# RECORDS SUPPLIED

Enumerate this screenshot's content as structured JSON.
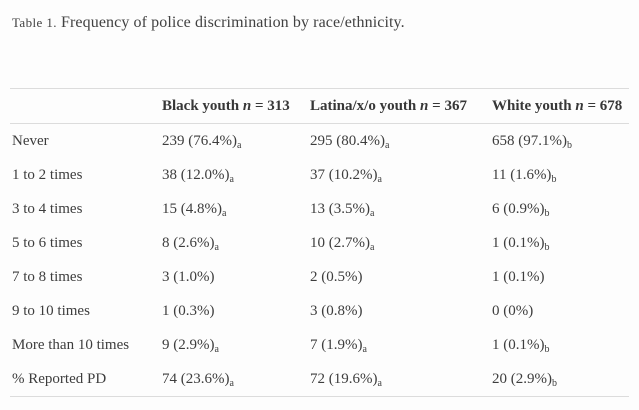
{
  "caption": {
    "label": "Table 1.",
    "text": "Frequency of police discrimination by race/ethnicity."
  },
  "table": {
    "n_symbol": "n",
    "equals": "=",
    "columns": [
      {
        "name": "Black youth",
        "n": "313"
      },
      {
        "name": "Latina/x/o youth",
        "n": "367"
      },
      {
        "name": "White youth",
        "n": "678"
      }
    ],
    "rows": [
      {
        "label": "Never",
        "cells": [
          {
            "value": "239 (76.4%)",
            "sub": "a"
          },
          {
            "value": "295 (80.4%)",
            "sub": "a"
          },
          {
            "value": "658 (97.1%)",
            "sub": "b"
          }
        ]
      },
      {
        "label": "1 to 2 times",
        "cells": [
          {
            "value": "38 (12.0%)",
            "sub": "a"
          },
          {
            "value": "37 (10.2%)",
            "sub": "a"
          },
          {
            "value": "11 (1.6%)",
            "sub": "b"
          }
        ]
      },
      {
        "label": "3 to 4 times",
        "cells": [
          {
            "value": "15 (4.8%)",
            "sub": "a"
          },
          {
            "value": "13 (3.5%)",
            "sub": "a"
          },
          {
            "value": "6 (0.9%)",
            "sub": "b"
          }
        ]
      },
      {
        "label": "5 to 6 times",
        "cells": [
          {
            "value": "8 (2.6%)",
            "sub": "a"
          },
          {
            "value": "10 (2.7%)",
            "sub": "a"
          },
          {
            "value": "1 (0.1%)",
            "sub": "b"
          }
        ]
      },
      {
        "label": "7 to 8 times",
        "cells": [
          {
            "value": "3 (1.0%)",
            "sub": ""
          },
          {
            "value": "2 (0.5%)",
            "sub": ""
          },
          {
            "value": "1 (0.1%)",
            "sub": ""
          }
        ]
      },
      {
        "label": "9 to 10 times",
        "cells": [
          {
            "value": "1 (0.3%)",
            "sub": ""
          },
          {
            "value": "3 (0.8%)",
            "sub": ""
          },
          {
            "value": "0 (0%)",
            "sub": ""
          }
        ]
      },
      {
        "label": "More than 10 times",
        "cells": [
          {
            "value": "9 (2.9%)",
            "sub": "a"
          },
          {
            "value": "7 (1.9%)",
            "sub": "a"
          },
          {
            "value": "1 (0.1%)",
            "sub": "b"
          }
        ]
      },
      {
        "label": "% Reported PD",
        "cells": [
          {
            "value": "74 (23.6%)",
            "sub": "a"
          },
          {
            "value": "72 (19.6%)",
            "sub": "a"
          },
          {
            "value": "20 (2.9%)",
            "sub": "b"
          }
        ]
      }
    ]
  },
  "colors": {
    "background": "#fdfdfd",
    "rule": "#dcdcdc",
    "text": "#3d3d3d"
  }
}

# GIVEN INSTRUCTION
Reproduce each line holding the word "youth".

# FINAL RESULT
        "name": "Black youth",
        "name": "Latina/x/o youth",
        "name": "White youth",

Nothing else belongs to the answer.